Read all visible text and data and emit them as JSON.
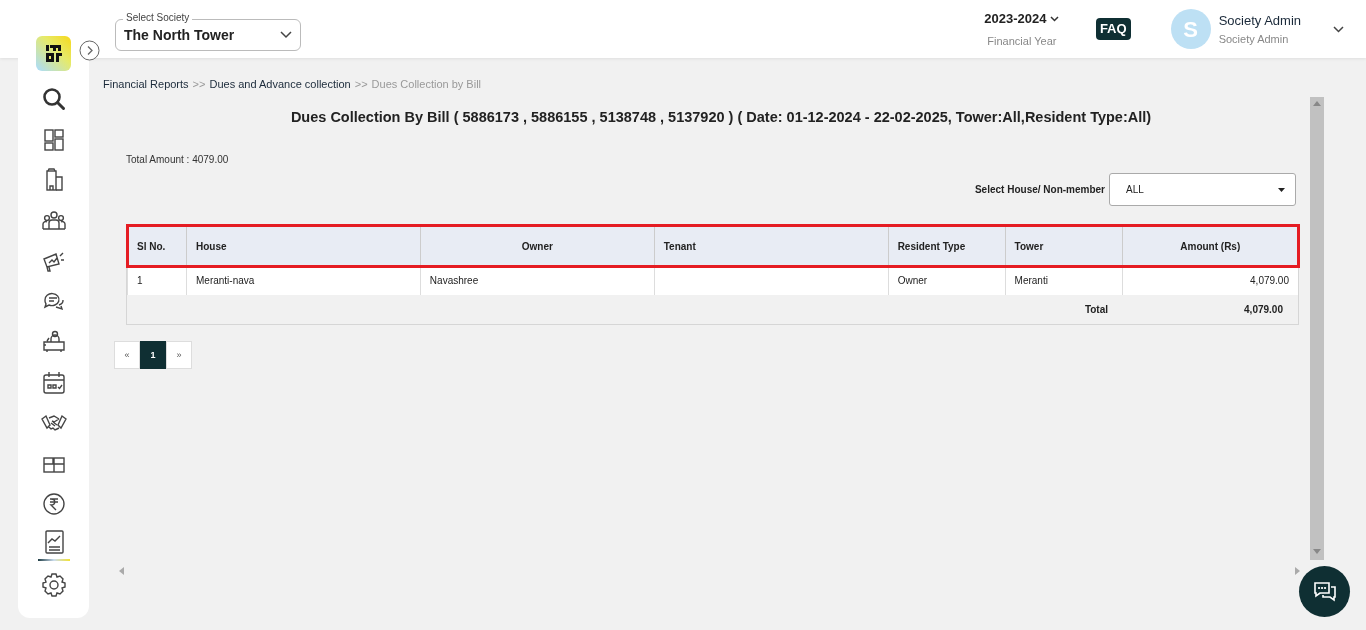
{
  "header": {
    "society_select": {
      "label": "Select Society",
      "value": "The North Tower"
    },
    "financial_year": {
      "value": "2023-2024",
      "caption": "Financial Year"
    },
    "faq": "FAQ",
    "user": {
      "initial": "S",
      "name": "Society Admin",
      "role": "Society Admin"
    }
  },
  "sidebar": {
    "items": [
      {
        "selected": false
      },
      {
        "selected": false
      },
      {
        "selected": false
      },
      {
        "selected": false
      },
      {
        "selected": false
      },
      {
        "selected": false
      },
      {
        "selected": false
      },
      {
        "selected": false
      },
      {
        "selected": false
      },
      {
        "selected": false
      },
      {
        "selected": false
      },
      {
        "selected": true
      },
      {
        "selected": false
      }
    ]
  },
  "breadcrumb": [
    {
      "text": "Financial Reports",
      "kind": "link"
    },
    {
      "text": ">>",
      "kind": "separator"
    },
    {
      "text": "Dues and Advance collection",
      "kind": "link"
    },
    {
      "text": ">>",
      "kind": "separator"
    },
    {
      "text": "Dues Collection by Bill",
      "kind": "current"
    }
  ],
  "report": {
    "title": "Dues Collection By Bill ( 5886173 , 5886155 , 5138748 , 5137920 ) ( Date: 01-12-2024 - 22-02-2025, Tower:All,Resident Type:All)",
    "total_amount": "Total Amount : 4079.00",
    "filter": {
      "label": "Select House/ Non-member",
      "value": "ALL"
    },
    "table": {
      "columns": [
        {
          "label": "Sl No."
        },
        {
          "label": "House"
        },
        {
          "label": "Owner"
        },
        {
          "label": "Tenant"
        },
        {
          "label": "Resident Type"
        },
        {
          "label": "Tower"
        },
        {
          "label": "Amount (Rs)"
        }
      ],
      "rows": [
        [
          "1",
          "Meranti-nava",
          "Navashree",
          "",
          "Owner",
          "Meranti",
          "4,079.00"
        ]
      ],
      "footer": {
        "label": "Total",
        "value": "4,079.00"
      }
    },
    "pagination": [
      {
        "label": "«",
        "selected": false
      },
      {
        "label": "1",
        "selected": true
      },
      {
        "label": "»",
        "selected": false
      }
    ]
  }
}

============

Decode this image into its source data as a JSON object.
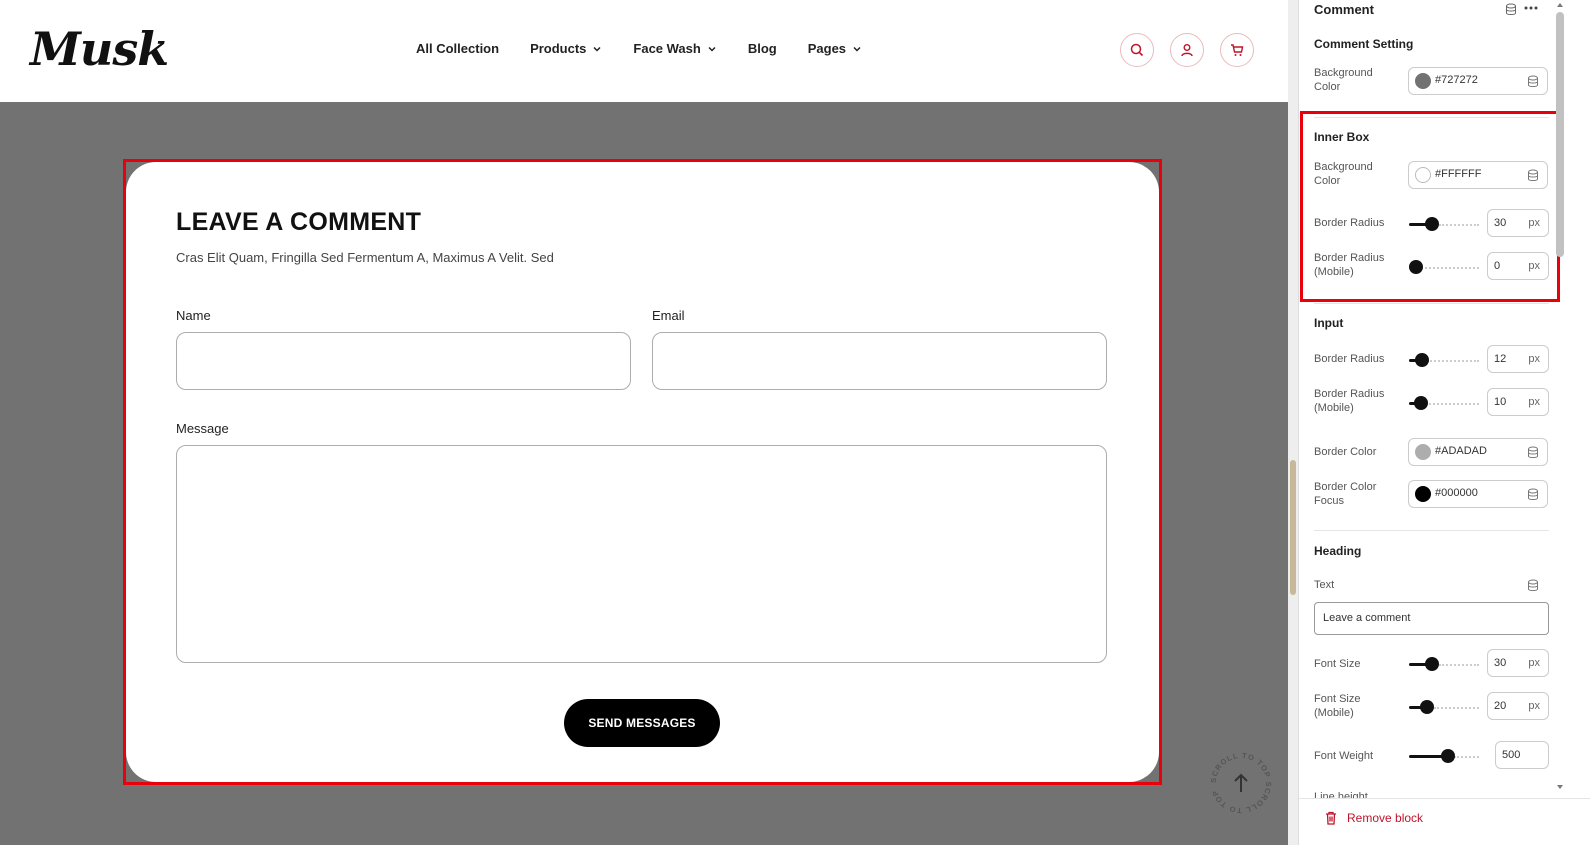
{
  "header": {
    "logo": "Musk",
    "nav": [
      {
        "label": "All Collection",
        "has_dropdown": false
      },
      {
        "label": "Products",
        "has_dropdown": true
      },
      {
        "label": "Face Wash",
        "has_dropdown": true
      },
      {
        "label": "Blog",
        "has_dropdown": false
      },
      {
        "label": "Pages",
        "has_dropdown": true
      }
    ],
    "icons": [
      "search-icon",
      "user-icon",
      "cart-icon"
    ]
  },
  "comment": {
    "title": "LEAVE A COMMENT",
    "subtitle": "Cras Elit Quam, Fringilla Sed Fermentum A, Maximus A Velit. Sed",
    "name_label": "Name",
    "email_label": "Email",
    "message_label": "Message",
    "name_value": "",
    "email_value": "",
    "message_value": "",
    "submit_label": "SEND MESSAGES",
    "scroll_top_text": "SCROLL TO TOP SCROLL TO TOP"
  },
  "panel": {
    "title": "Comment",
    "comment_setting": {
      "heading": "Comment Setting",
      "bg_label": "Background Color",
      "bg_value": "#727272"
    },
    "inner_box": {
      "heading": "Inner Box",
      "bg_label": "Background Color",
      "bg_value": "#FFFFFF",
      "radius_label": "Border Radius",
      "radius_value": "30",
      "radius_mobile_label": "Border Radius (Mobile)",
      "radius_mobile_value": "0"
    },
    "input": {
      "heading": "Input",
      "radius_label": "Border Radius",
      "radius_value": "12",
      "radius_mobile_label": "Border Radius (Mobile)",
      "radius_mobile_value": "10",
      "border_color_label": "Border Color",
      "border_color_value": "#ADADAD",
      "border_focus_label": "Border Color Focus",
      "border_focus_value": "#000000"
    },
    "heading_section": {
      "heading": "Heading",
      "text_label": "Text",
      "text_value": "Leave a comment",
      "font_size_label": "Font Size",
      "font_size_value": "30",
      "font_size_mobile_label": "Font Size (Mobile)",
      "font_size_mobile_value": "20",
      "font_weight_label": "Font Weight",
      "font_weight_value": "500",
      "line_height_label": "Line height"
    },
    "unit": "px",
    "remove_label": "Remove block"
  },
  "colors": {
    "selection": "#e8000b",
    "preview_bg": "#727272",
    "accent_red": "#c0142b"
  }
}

============

SET EXERCISE.
Lines containing the word "Bill" are to be counted in the listing; state their number alone.

FINAL RESULT.
2